(Bounding box entries)
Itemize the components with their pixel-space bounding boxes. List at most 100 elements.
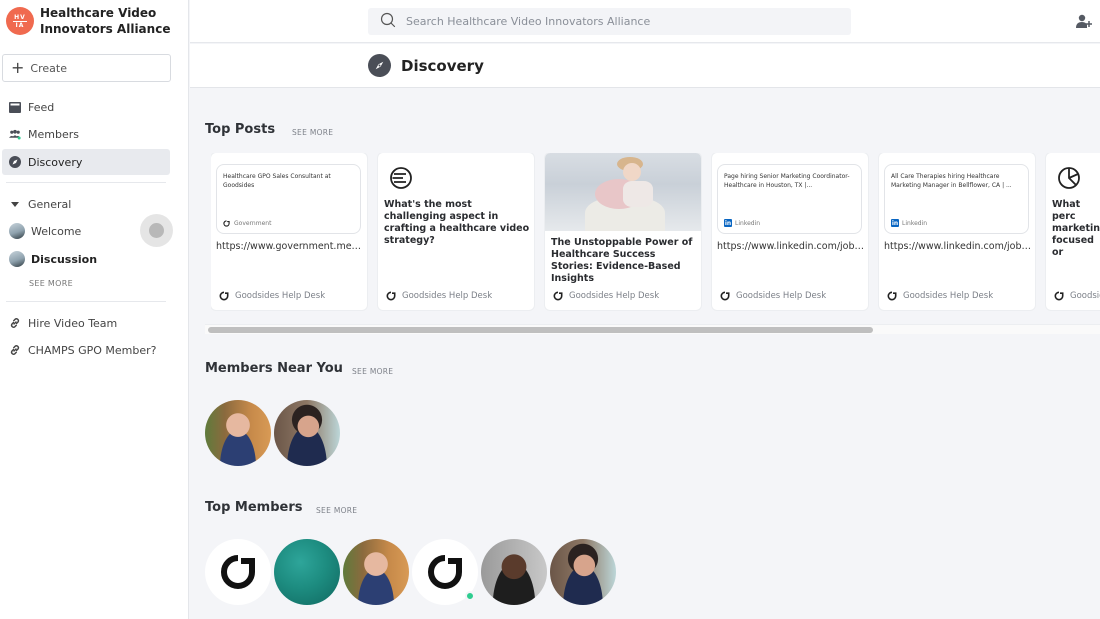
brand-name-line2: Innovators Alliance xyxy=(40,22,171,36)
member-avatar[interactable] xyxy=(205,539,271,605)
post-card[interactable]: All Care Therapies hiring Healthcare Mar… xyxy=(879,153,1035,310)
sidebar-divider xyxy=(6,182,166,183)
sidebar-link-hire-video-team[interactable]: Hire Video Team xyxy=(2,310,170,336)
linkedin-icon: in xyxy=(891,219,899,227)
sidebar-item-label: Feed xyxy=(28,100,55,114)
members-near-you-title: Members Near You xyxy=(205,361,343,376)
online-status-dot xyxy=(465,591,475,601)
goodsides-logo-icon xyxy=(221,555,255,589)
poll-lines-icon xyxy=(390,167,412,189)
logo-text-bottom: IA xyxy=(15,21,25,29)
brand[interactable]: HV IA Healthcare Video Innovators Allian… xyxy=(0,0,188,42)
sidebar-link-champs-gpo[interactable]: CHAMPS GPO Member? xyxy=(2,337,170,363)
post-url[interactable]: https://www.linkedin.com/jobs/... xyxy=(884,241,1031,252)
sidebar: HV IA Healthcare Video Innovators Allian… xyxy=(0,0,189,619)
channel-label: Welcome xyxy=(31,224,82,238)
post-author[interactable]: Goodsides Help Desk xyxy=(553,291,659,301)
link-preview-title: Page hiring Senior Marketing Coordinator… xyxy=(724,173,850,189)
author-name: Goodsides Help Desk xyxy=(903,291,994,301)
member-avatar[interactable] xyxy=(343,539,409,605)
pie-chart-icon xyxy=(1058,167,1080,189)
author-name: Goodsides Help Desk xyxy=(569,291,660,301)
posts-horizontal-scrollbar[interactable] xyxy=(205,324,1100,334)
post-author[interactable]: Goodsides Help Desk xyxy=(386,291,492,301)
top-members-see-more[interactable]: SEE MORE xyxy=(316,506,357,515)
goodsides-logo-icon xyxy=(1054,291,1064,301)
caret-down-icon xyxy=(9,198,21,210)
member-avatar[interactable] xyxy=(481,539,547,605)
search-icon xyxy=(380,12,396,32)
post-url[interactable]: https://www.linkedin.com/jobs/... xyxy=(717,241,864,252)
top-posts-title: Top Posts xyxy=(205,122,276,137)
link-preview[interactable]: Healthcare GPO Sales Consultant at Goods… xyxy=(216,164,361,234)
brand-name[interactable]: Healthcare Video Innovators Alliance xyxy=(40,5,170,37)
goodsides-logo-icon xyxy=(386,291,396,301)
search-bar[interactable] xyxy=(368,8,851,35)
member-avatar[interactable] xyxy=(274,400,340,466)
member-avatar[interactable] xyxy=(274,539,340,605)
link-preview-title: Healthcare GPO Sales Consultant at Goods… xyxy=(223,173,331,189)
click-ripple xyxy=(140,214,173,247)
member-avatar[interactable] xyxy=(550,539,616,605)
add-user-icon xyxy=(1076,14,1092,28)
post-card[interactable]: What's the most challenging aspect in cr… xyxy=(378,153,534,310)
linkedin-icon: in xyxy=(724,219,732,227)
goodsides-logo-icon xyxy=(428,555,462,589)
top-posts-see-more[interactable]: SEE MORE xyxy=(292,128,333,137)
members-icon xyxy=(9,128,21,140)
sidebar-divider xyxy=(6,301,166,302)
source-label: Linkedin xyxy=(735,219,761,227)
create-label: Create xyxy=(30,61,67,75)
goodsides-logo-icon xyxy=(887,291,897,301)
link-preview-source: in Linkedin xyxy=(724,219,760,227)
sidebar-item-label: Discovery xyxy=(28,155,83,169)
link-preview[interactable]: Page hiring Senior Marketing Coordinator… xyxy=(717,164,862,234)
brand-name-line1: Healthcare Video xyxy=(40,6,157,20)
goodsides-logo-icon xyxy=(720,291,730,301)
sidebar-see-more[interactable]: SEE MORE xyxy=(29,279,73,288)
sidebar-item-feed[interactable]: Feed xyxy=(2,94,170,120)
author-name: Goodsides Help Desk xyxy=(736,291,827,301)
sidebar-group-general[interactable]: General xyxy=(2,191,170,217)
sidebar-channel-discussion[interactable]: Discussion xyxy=(2,246,170,272)
goodsides-logo-icon xyxy=(553,291,563,301)
channel-avatar xyxy=(9,251,25,267)
author-name: Goodsides Help Desk xyxy=(402,291,493,301)
link-icon xyxy=(9,317,21,329)
post-author[interactable]: Goodsid xyxy=(1054,291,1100,301)
compass-icon xyxy=(9,156,21,168)
link-icon xyxy=(9,344,21,356)
scrollbar-thumb[interactable] xyxy=(208,327,873,333)
brand-logo[interactable]: HV IA xyxy=(6,7,34,35)
post-author[interactable]: Goodsides Help Desk xyxy=(720,291,826,301)
feed-icon xyxy=(9,101,21,113)
sidebar-link-label: Hire Video Team xyxy=(28,316,118,330)
add-member-button[interactable] xyxy=(1074,12,1094,32)
top-posts-carousel: Healthcare GPO Sales Consultant at Goods… xyxy=(211,153,1100,311)
post-image[interactable] xyxy=(545,153,701,231)
author-name: Goodsid xyxy=(1070,291,1100,301)
link-preview-source: Government xyxy=(223,220,271,227)
source-label: Government xyxy=(234,220,272,227)
search-input[interactable] xyxy=(406,15,826,28)
post-author[interactable]: Goodsides Help Desk xyxy=(887,291,993,301)
member-avatar[interactable] xyxy=(205,400,271,466)
post-card[interactable]: Healthcare GPO Sales Consultant at Goods… xyxy=(211,153,367,310)
top-members-title: Top Members xyxy=(205,500,303,515)
post-card[interactable]: Page hiring Senior Marketing Coordinator… xyxy=(712,153,868,310)
post-card[interactable]: What perc marketing focused or Goodsid xyxy=(1046,153,1100,310)
sidebar-item-discovery[interactable]: Discovery xyxy=(2,149,170,175)
create-button[interactable]: + Create xyxy=(2,54,171,82)
post-url[interactable]: https://www.government.medi... xyxy=(216,241,363,252)
goodsides-logo-icon xyxy=(219,291,229,301)
sidebar-item-members[interactable]: Members xyxy=(2,121,170,147)
post-card[interactable]: The Unstoppable Power of Healthcare Succ… xyxy=(545,153,701,310)
members-near-you-see-more[interactable]: SEE MORE xyxy=(352,367,393,376)
post-question: What's the most challenging aspect in cr… xyxy=(384,199,530,246)
logo-text-top: HV xyxy=(13,13,27,22)
sidebar-link-label: CHAMPS GPO Member? xyxy=(28,343,157,357)
post-author[interactable]: Goodsides Help Desk xyxy=(219,291,325,301)
author-name: Goodsides Help Desk xyxy=(235,291,326,301)
link-preview[interactable]: All Care Therapies hiring Healthcare Mar… xyxy=(884,164,1029,234)
link-preview-source: in Linkedin xyxy=(891,219,927,227)
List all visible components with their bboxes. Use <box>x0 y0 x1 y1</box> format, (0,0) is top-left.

• WHAT YOU HAVE TO DO: Copy the material above line for line, leaving out the pictures.

• ANSWER TO THE PROBLEM:
Itemize the components with their pixel-space bounding boxes. List at most 100 elements.
brand-name-line2: Innovators Alliance xyxy=(40,22,171,36)
member-avatar[interactable] xyxy=(205,539,271,605)
post-card[interactable]: All Care Therapies hiring Healthcare Mar… xyxy=(879,153,1035,310)
sidebar-divider xyxy=(6,182,166,183)
sidebar-link-hire-video-team[interactable]: Hire Video Team xyxy=(2,310,170,336)
linkedin-icon: in xyxy=(891,219,899,227)
sidebar-item-label: Feed xyxy=(28,100,55,114)
members-near-you-title: Members Near You xyxy=(205,361,343,376)
online-status-dot xyxy=(465,591,475,601)
goodsides-logo-icon xyxy=(221,555,255,589)
poll-lines-icon xyxy=(390,167,412,189)
logo-text-bottom: IA xyxy=(15,21,25,29)
brand[interactable]: HV IA Healthcare Video Innovators Allian… xyxy=(0,0,188,42)
sidebar-link-champs-gpo[interactable]: CHAMPS GPO Member? xyxy=(2,337,170,363)
post-url[interactable]: https://www.linkedin.com/jobs/... xyxy=(884,241,1031,252)
sidebar: HV IA Healthcare Video Innovators Allian… xyxy=(0,0,189,619)
channel-label: Welcome xyxy=(31,224,82,238)
post-author[interactable]: Goodsides Help Desk xyxy=(553,291,659,301)
link-preview-title: Page hiring Senior Marketing Coordinator… xyxy=(724,173,850,189)
author-name: Goodsides Help Desk xyxy=(903,291,994,301)
member-avatar[interactable] xyxy=(343,539,409,605)
pie-chart-icon xyxy=(1058,167,1080,189)
author-name: Goodsides Help Desk xyxy=(569,291,660,301)
posts-horizontal-scrollbar[interactable] xyxy=(205,324,1100,334)
post-author[interactable]: Goodsides Help Desk xyxy=(386,291,492,301)
top-members-see-more[interactable]: SEE MORE xyxy=(316,506,357,515)
goodsides-logo-icon xyxy=(1054,291,1064,301)
caret-down-icon xyxy=(9,198,21,210)
member-avatar[interactable] xyxy=(481,539,547,605)
search-icon xyxy=(380,12,396,32)
post-url[interactable]: https://www.linkedin.com/jobs/... xyxy=(717,241,864,252)
top-posts-title: Top Posts xyxy=(205,122,276,137)
link-preview[interactable]: Healthcare GPO Sales Consultant at Goods… xyxy=(216,164,361,234)
brand-name[interactable]: Healthcare Video Innovators Alliance xyxy=(40,5,170,37)
goodsides-logo-icon xyxy=(386,291,396,301)
search-bar[interactable] xyxy=(368,8,851,35)
member-avatar[interactable] xyxy=(274,400,340,466)
member-avatar[interactable] xyxy=(274,539,340,605)
link-preview-title: Healthcare GPO Sales Consultant at Goods… xyxy=(223,173,331,189)
click-ripple xyxy=(140,214,173,247)
member-avatar[interactable] xyxy=(550,539,616,605)
add-user-icon xyxy=(1076,14,1092,28)
post-card[interactable]: What's the most challenging aspect in cr… xyxy=(378,153,534,310)
linkedin-icon: in xyxy=(724,219,732,227)
goodsides-logo-icon xyxy=(428,555,462,589)
top-posts-see-more[interactable]: SEE MORE xyxy=(292,128,333,137)
members-icon xyxy=(9,128,21,140)
sidebar-divider xyxy=(6,301,166,302)
source-label: Linkedin xyxy=(735,219,761,227)
create-label: Create xyxy=(30,61,67,75)
goodsides-logo-icon xyxy=(887,291,897,301)
link-preview-source: in Linkedin xyxy=(724,219,760,227)
sidebar-item-label: Discovery xyxy=(28,155,83,169)
link-preview[interactable]: Page hiring Senior Marketing Coordinator… xyxy=(717,164,862,234)
brand-name-line1: Healthcare Video xyxy=(40,6,157,20)
goodsides-logo-icon xyxy=(720,291,730,301)
sidebar-see-more[interactable]: SEE MORE xyxy=(29,279,73,288)
sidebar-item-feed[interactable]: Feed xyxy=(2,94,170,120)
author-name: Goodsides Help Desk xyxy=(736,291,827,301)
sidebar-group-general[interactable]: General xyxy=(2,191,170,217)
sidebar-channel-discussion[interactable]: Discussion xyxy=(2,246,170,272)
goodsides-logo-icon xyxy=(553,291,563,301)
channel-avatar xyxy=(9,251,25,267)
author-name: Goodsides Help Desk xyxy=(402,291,493,301)
link-icon xyxy=(9,317,21,329)
post-author[interactable]: Goodsid xyxy=(1054,291,1100,301)
compass-icon xyxy=(9,156,21,168)
link-icon xyxy=(9,344,21,356)
scrollbar-thumb[interactable] xyxy=(208,327,873,333)
brand-logo[interactable]: HV IA xyxy=(6,7,34,35)
post-author[interactable]: Goodsides Help Desk xyxy=(720,291,826,301)
feed-icon xyxy=(9,101,21,113)
sidebar-link-label: Hire Video Team xyxy=(28,316,118,330)
add-member-button[interactable] xyxy=(1074,12,1094,32)
top-posts-carousel: Healthcare GPO Sales Consultant at Goods… xyxy=(211,153,1100,311)
post-image[interactable] xyxy=(545,153,701,231)
author-name: Goodsid xyxy=(1070,291,1100,301)
link-preview-source: Government xyxy=(223,220,271,227)
source-label: Government xyxy=(234,220,272,227)
search-input[interactable] xyxy=(406,15,826,28)
post-author[interactable]: Goodsides Help Desk xyxy=(887,291,993,301)
member-avatar[interactable] xyxy=(205,400,271,466)
post-card[interactable]: Healthcare GPO Sales Consultant at Goods… xyxy=(211,153,367,310)
top-members-title: Top Members xyxy=(205,500,303,515)
post-card[interactable]: Page hiring Senior Marketing Coordinator… xyxy=(712,153,868,310)
post-card[interactable]: What perc marketing focused or Goodsid xyxy=(1046,153,1100,310)
sidebar-item-discovery[interactable]: Discovery xyxy=(2,149,170,175)
create-button[interactable]: + Create xyxy=(2,54,171,82)
post-url[interactable]: https://www.government.medi... xyxy=(216,241,363,252)
goodsides-logo-icon xyxy=(219,291,229,301)
sidebar-item-members[interactable]: Members xyxy=(2,121,170,147)
post-card[interactable]: The Unstoppable Power of Healthcare Succ… xyxy=(545,153,701,310)
members-near-you-see-more[interactable]: SEE MORE xyxy=(352,367,393,376)
post-question: What's the most challenging aspect in cr… xyxy=(384,199,530,246)
logo-text-top: HV xyxy=(13,13,27,22)
sidebar-link-label: CHAMPS GPO Member? xyxy=(28,343,157,357)
post-author[interactable]: Goodsides Help Desk xyxy=(219,291,325,301)
author-name: Goodsides Help Desk xyxy=(235,291,326,301)
link-preview[interactable]: All Care Therapies hiring Healthcare Mar… xyxy=(884,164,1029,234)
link-preview-source: in Linkedin xyxy=(891,219,927,227)
List all visible components with their bboxes. Use <box>x0 y0 x1 y1</box> format, (0,0) is top-left.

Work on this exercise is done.